Exercise directions. Drop the pictures from the entries below, then reproduce the rest exactly.
-----
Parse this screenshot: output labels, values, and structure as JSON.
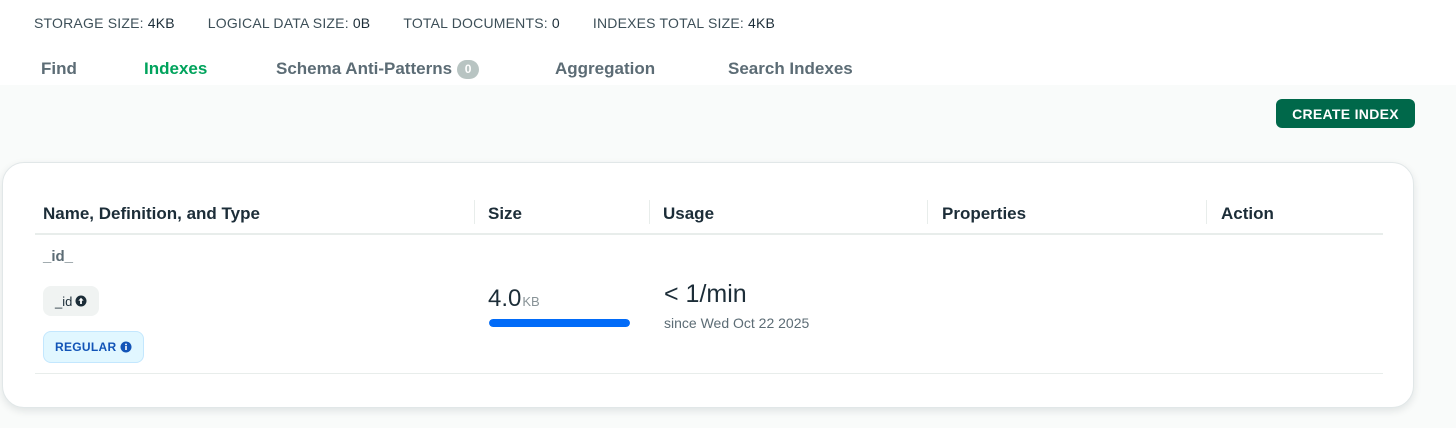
{
  "stats": [
    {
      "label": "STORAGE SIZE:",
      "value": "4KB"
    },
    {
      "label": "LOGICAL DATA SIZE:",
      "value": "0B"
    },
    {
      "label": "TOTAL DOCUMENTS:",
      "value": "0"
    },
    {
      "label": "INDEXES TOTAL SIZE:",
      "value": "4KB"
    }
  ],
  "tabs": [
    {
      "label": "Find",
      "active": false
    },
    {
      "label": "Indexes",
      "active": true
    },
    {
      "label": "Schema Anti-Patterns",
      "count": "0",
      "active": false
    },
    {
      "label": "Aggregation",
      "active": false
    },
    {
      "label": "Search Indexes",
      "active": false
    }
  ],
  "toolbar": {
    "create_index_label": "CREATE INDEX"
  },
  "table": {
    "headers": [
      "Name, Definition, and Type",
      "Size",
      "Usage",
      "Properties",
      "Action"
    ],
    "rows": [
      {
        "name": "_id_",
        "field": "_id",
        "field_icon": "arrow-up-circle-icon",
        "type": "REGULAR",
        "type_icon": "info-icon",
        "size_value": "4.0",
        "size_unit": "KB",
        "size_fraction": 1.0,
        "usage": "< 1/min",
        "usage_since": "since Wed Oct 22 2025",
        "properties": "",
        "action": ""
      }
    ]
  },
  "colors": {
    "accent_green": "#00a35c",
    "button_green": "#00684a",
    "size_bar_blue": "#016bf8",
    "badge_blue": "#1254b7"
  }
}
-----
Reply to the exercise.
Parse this screenshot: output labels, values, and structure as JSON.
{
  "stats": [
    {
      "label": "STORAGE SIZE:",
      "value": "4KB"
    },
    {
      "label": "LOGICAL DATA SIZE:",
      "value": "0B"
    },
    {
      "label": "TOTAL DOCUMENTS:",
      "value": "0"
    },
    {
      "label": "INDEXES TOTAL SIZE:",
      "value": "4KB"
    }
  ],
  "tabs": [
    {
      "label": "Find",
      "active": false
    },
    {
      "label": "Indexes",
      "active": true
    },
    {
      "label": "Schema Anti-Patterns",
      "count": "0",
      "active": false
    },
    {
      "label": "Aggregation",
      "active": false
    },
    {
      "label": "Search Indexes",
      "active": false
    }
  ],
  "toolbar": {
    "create_index_label": "CREATE INDEX"
  },
  "table": {
    "headers": [
      "Name, Definition, and Type",
      "Size",
      "Usage",
      "Properties",
      "Action"
    ],
    "rows": [
      {
        "name": "_id_",
        "field": "_id",
        "field_icon": "arrow-up-circle-icon",
        "type": "REGULAR",
        "type_icon": "info-icon",
        "size_value": "4.0",
        "size_unit": "KB",
        "size_fraction": 1.0,
        "usage": "< 1/min",
        "usage_since": "since Wed Oct 22 2025",
        "properties": "",
        "action": ""
      }
    ]
  },
  "colors": {
    "accent_green": "#00a35c",
    "button_green": "#00684a",
    "size_bar_blue": "#016bf8",
    "badge_blue": "#1254b7"
  }
}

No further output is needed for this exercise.